*Task goal:*
List every line below containing "Today".

----- Exercise materials

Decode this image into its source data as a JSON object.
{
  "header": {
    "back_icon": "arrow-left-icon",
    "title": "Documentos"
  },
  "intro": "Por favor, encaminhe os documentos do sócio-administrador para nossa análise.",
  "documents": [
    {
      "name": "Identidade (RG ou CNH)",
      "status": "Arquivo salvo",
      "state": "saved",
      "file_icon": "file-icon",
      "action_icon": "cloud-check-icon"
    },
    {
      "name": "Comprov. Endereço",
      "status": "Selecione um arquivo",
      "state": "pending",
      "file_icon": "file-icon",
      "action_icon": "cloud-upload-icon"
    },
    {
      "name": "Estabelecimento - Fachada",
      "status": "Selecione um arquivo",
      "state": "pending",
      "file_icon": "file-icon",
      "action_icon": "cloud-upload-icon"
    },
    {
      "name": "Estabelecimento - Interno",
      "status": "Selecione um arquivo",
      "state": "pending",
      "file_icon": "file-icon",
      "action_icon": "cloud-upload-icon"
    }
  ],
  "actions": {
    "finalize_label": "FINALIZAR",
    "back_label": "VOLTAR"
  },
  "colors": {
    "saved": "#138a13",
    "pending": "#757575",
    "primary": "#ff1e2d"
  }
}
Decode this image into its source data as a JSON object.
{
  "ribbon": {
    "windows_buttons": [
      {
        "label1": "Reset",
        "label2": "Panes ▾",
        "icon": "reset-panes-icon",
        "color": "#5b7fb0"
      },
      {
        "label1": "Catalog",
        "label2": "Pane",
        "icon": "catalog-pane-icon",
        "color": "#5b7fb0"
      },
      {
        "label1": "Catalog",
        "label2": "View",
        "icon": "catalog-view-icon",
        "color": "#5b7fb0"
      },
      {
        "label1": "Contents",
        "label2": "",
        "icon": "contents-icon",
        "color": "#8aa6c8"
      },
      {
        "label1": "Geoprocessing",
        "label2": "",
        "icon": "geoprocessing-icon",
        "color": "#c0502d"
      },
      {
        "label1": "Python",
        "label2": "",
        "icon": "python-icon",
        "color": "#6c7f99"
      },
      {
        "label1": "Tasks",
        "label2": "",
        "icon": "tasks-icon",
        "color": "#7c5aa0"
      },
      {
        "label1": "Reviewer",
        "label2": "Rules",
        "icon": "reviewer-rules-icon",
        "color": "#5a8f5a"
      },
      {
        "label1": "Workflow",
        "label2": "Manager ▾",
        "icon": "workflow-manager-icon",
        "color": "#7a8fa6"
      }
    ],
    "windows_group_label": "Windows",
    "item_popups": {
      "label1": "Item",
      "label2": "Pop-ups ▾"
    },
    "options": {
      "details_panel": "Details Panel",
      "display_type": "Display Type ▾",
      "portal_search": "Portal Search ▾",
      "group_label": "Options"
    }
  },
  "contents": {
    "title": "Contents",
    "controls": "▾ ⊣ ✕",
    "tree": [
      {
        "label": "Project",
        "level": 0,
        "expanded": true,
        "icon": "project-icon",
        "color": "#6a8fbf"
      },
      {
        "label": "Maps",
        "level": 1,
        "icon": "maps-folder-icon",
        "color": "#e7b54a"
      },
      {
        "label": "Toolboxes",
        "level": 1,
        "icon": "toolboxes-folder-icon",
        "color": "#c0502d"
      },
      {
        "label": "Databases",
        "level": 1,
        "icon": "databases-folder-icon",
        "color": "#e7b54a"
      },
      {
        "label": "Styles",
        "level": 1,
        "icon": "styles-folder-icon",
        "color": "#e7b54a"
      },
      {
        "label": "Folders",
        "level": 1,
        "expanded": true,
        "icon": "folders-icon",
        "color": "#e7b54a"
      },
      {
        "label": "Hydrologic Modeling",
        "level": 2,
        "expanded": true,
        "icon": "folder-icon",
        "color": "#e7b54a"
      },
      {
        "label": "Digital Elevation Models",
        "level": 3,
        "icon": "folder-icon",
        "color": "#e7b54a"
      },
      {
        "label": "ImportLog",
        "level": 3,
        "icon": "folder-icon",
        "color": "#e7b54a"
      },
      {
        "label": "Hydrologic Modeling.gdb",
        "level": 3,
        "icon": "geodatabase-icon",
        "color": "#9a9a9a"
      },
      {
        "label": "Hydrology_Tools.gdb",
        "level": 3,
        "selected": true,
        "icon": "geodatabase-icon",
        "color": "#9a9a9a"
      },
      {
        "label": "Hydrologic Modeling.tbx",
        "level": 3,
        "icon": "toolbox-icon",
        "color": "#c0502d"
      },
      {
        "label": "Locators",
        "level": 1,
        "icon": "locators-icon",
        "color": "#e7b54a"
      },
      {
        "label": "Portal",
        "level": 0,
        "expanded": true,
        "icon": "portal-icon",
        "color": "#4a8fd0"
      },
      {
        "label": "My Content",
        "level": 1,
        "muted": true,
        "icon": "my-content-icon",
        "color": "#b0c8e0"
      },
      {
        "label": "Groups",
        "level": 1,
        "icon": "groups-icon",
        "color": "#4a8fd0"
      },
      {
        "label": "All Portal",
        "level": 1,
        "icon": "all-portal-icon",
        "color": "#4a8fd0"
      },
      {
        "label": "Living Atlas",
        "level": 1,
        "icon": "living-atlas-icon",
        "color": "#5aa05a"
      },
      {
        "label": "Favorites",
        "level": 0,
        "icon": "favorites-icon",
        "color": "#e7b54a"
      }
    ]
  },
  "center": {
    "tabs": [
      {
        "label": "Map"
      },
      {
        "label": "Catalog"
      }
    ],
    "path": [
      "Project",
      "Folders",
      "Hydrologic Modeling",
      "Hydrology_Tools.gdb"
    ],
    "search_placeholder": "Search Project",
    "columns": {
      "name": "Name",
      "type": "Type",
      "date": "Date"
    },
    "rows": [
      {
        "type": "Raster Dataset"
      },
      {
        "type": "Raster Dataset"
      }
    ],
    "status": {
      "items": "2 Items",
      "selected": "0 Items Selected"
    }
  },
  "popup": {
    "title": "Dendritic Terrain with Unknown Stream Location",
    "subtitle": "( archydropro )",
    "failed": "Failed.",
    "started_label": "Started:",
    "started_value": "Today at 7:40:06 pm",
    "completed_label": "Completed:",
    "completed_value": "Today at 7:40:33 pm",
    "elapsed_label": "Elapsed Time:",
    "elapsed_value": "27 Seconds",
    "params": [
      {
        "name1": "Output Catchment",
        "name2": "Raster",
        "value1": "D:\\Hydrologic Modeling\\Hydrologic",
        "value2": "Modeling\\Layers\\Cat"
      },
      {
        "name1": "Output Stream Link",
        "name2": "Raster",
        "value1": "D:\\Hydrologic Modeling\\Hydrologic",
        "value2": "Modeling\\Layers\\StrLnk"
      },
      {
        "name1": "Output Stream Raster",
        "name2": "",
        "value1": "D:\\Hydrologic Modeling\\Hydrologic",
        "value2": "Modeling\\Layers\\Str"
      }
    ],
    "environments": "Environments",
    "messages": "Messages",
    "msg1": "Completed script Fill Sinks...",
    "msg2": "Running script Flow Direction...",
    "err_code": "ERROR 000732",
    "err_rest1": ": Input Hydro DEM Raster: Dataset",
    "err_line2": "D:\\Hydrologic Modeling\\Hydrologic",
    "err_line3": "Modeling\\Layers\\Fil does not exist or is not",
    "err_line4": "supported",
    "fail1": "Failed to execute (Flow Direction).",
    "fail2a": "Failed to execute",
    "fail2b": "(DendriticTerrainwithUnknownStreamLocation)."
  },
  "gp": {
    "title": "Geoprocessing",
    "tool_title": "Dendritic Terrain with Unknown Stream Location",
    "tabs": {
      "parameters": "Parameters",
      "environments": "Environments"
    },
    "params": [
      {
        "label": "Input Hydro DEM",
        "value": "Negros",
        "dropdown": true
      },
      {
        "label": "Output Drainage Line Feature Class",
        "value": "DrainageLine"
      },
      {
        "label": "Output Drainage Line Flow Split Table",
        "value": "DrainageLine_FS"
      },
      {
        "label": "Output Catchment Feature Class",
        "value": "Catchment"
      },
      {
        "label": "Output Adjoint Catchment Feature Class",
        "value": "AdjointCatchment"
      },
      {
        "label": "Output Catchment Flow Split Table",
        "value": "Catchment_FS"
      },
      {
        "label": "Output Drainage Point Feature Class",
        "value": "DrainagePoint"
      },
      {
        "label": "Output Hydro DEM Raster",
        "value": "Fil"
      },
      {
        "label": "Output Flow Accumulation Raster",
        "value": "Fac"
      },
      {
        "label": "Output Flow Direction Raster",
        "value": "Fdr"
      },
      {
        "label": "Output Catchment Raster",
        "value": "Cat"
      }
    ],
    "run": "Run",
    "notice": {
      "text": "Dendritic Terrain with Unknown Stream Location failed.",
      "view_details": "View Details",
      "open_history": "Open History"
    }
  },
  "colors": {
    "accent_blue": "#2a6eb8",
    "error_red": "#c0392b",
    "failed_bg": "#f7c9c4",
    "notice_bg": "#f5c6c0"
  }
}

----------

*Task solution:*
    "started_value": "Today at 7:40:06 pm",
    "completed_value": "Today at 7:40:33 pm",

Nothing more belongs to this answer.